> [AIM OF THE EXERCISE]:
Write out each of the rows below character for character, with every line kept as it stands.
########################################
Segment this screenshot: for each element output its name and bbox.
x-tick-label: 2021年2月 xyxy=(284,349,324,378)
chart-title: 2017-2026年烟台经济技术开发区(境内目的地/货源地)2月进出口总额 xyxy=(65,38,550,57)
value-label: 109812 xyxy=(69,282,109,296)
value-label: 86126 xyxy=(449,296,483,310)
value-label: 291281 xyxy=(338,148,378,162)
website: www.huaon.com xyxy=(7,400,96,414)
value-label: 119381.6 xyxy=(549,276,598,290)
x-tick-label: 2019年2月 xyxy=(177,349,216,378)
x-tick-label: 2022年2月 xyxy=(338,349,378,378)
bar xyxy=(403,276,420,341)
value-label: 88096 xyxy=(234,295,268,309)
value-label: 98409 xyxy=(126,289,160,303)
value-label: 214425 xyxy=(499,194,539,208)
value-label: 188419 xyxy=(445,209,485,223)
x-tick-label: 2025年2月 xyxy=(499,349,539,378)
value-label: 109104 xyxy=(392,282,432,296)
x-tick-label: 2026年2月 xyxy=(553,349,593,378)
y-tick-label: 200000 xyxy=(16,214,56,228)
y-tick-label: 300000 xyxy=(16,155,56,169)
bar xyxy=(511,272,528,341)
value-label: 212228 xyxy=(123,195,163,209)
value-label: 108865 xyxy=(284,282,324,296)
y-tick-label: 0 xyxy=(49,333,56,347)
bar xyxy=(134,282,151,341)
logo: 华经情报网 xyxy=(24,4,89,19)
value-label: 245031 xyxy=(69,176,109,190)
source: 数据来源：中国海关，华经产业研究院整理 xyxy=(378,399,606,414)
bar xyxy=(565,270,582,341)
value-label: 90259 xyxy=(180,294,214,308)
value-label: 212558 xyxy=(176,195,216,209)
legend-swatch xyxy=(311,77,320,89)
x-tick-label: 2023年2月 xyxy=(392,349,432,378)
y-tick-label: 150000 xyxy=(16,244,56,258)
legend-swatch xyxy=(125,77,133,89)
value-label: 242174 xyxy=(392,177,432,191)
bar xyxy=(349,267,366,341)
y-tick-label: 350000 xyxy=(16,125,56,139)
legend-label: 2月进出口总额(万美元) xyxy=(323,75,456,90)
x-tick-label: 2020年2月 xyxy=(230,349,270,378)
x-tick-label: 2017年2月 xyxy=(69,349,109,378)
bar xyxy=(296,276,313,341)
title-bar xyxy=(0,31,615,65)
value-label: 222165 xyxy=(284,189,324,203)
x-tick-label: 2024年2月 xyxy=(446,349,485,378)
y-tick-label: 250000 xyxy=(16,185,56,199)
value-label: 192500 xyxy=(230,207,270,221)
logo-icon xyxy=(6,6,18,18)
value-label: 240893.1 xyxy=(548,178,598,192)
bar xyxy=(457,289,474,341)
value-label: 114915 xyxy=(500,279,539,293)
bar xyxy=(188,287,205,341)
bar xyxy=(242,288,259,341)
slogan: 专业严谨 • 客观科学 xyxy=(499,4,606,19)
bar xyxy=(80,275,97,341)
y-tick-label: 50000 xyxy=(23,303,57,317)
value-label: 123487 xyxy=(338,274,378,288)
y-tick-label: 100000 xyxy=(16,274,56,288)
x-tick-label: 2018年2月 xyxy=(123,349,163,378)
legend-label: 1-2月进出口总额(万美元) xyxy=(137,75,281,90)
########################################
> [THE SOLUTION]:
Segment this screenshot: for each element output its name and bbox.
x-tick-label: 2021年2月 xyxy=(284,349,324,378)
chart-title: 2017-2026年烟台经济技术开发区(境内目的地/货源地)2月进出口总额 xyxy=(65,38,550,57)
value-label: 109812 xyxy=(69,282,109,296)
value-label: 86126 xyxy=(449,296,483,310)
value-label: 291281 xyxy=(338,148,378,162)
website: www.huaon.com xyxy=(7,400,96,414)
value-label: 119381.6 xyxy=(549,276,598,290)
x-tick-label: 2019年2月 xyxy=(177,349,216,378)
x-tick-label: 2022年2月 xyxy=(338,349,378,378)
bar xyxy=(403,276,420,341)
value-label: 88096 xyxy=(234,295,268,309)
value-label: 98409 xyxy=(126,289,160,303)
value-label: 214425 xyxy=(499,194,539,208)
value-label: 188419 xyxy=(445,209,485,223)
x-tick-label: 2025年2月 xyxy=(499,349,539,378)
value-label: 109104 xyxy=(392,282,432,296)
x-tick-label: 2026年2月 xyxy=(553,349,593,378)
y-tick-label: 200000 xyxy=(16,214,56,228)
y-tick-label: 300000 xyxy=(16,155,56,169)
bar xyxy=(511,272,528,341)
value-label: 212228 xyxy=(123,195,163,209)
value-label: 108865 xyxy=(284,282,324,296)
y-tick-label: 0 xyxy=(49,333,56,347)
bar xyxy=(134,282,151,341)
logo: 华经情报网 xyxy=(24,4,89,19)
value-label: 245031 xyxy=(69,176,109,190)
source: 数据来源：中国海关，华经产业研究院整理 xyxy=(378,399,606,414)
bar xyxy=(565,270,582,341)
value-label: 90259 xyxy=(180,294,214,308)
value-label: 212558 xyxy=(176,195,216,209)
legend-swatch xyxy=(311,77,320,89)
x-tick-label: 2023年2月 xyxy=(392,349,432,378)
y-tick-label: 150000 xyxy=(16,244,56,258)
legend-swatch xyxy=(125,77,133,89)
value-label: 242174 xyxy=(392,177,432,191)
bar xyxy=(349,267,366,341)
y-tick-label: 350000 xyxy=(16,125,56,139)
legend-label: 2月进出口总额(万美元) xyxy=(323,75,456,90)
x-tick-label: 2020年2月 xyxy=(230,349,270,378)
x-tick-label: 2017年2月 xyxy=(69,349,109,378)
bar xyxy=(296,276,313,341)
title-bar xyxy=(0,31,615,65)
value-label: 222165 xyxy=(284,189,324,203)
x-tick-label: 2024年2月 xyxy=(446,349,485,378)
y-tick-label: 250000 xyxy=(16,185,56,199)
value-label: 192500 xyxy=(230,207,270,221)
logo-icon xyxy=(6,6,18,18)
value-label: 240893.1 xyxy=(548,178,598,192)
bar xyxy=(457,289,474,341)
value-label: 114915 xyxy=(500,279,539,293)
bar xyxy=(188,287,205,341)
bar xyxy=(242,288,259,341)
slogan: 专业严谨 • 客观科学 xyxy=(499,4,606,19)
bar xyxy=(80,275,97,341)
y-tick-label: 50000 xyxy=(23,303,57,317)
value-label: 123487 xyxy=(338,274,378,288)
y-tick-label: 100000 xyxy=(16,274,56,288)
x-tick-label: 2018年2月 xyxy=(123,349,163,378)
legend-label: 1-2月进出口总额(万美元) xyxy=(137,75,281,90)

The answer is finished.